◆ Data to process:
====================
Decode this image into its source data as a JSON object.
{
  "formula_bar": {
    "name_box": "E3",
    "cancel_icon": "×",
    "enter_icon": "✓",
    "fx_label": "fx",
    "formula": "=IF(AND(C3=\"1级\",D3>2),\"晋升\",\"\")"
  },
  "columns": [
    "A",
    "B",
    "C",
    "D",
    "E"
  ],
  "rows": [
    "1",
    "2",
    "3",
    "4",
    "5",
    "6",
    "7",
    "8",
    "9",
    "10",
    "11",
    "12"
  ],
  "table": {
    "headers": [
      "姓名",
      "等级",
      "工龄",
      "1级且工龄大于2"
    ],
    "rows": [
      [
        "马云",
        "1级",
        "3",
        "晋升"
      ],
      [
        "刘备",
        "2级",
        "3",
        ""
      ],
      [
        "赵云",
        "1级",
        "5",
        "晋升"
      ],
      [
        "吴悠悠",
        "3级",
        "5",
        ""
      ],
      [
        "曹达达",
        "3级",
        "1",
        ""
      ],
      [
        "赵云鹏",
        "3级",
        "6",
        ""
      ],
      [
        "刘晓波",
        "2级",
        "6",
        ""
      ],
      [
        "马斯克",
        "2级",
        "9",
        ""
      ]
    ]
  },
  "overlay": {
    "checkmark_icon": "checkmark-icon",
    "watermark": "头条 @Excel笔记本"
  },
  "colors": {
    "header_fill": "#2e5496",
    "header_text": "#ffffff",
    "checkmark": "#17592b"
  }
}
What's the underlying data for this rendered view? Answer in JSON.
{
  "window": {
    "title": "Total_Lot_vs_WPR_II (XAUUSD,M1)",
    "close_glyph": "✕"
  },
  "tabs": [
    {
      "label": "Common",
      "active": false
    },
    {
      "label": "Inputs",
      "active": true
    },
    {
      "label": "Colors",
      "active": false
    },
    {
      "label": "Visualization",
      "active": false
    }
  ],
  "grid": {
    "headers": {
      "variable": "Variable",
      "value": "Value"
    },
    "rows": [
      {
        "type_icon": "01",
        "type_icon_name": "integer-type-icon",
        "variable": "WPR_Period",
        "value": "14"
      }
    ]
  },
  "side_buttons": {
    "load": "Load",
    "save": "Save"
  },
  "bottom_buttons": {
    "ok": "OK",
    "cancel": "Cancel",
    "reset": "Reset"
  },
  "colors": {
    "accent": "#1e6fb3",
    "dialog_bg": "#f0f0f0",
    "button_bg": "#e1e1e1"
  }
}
====================
◆ What the exercise asks:
Through the last line of the entries above, beginning at the line containing "What's the underlying", transcribe each line exactly, both ends included and nothing more.

◆ Problem solution:
What's the underlying data for this rendered view? Answer in JSON.
{
  "window": {
    "title": "Total_Lot_vs_WPR_II (XAUUSD,M1)",
    "close_glyph": "✕"
  },
  "tabs": [
    {
      "label": "Common",
      "active": false
    },
    {
      "label": "Inputs",
      "active": true
    },
    {
      "label": "Colors",
      "active": false
    },
    {
      "label": "Visualization",
      "active": false
    }
  ],
  "grid": {
    "headers": {
      "variable": "Variable",
      "value": "Value"
    },
    "rows": [
      {
        "type_icon": "01",
        "type_icon_name": "integer-type-icon",
        "variable": "WPR_Period",
        "value": "14"
      }
    ]
  },
  "side_buttons": {
    "load": "Load",
    "save": "Save"
  },
  "bottom_buttons": {
    "ok": "OK",
    "cancel": "Cancel",
    "reset": "Reset"
  },
  "colors": {
    "accent": "#1e6fb3",
    "dialog_bg": "#f0f0f0",
    "button_bg": "#e1e1e1"
  }
}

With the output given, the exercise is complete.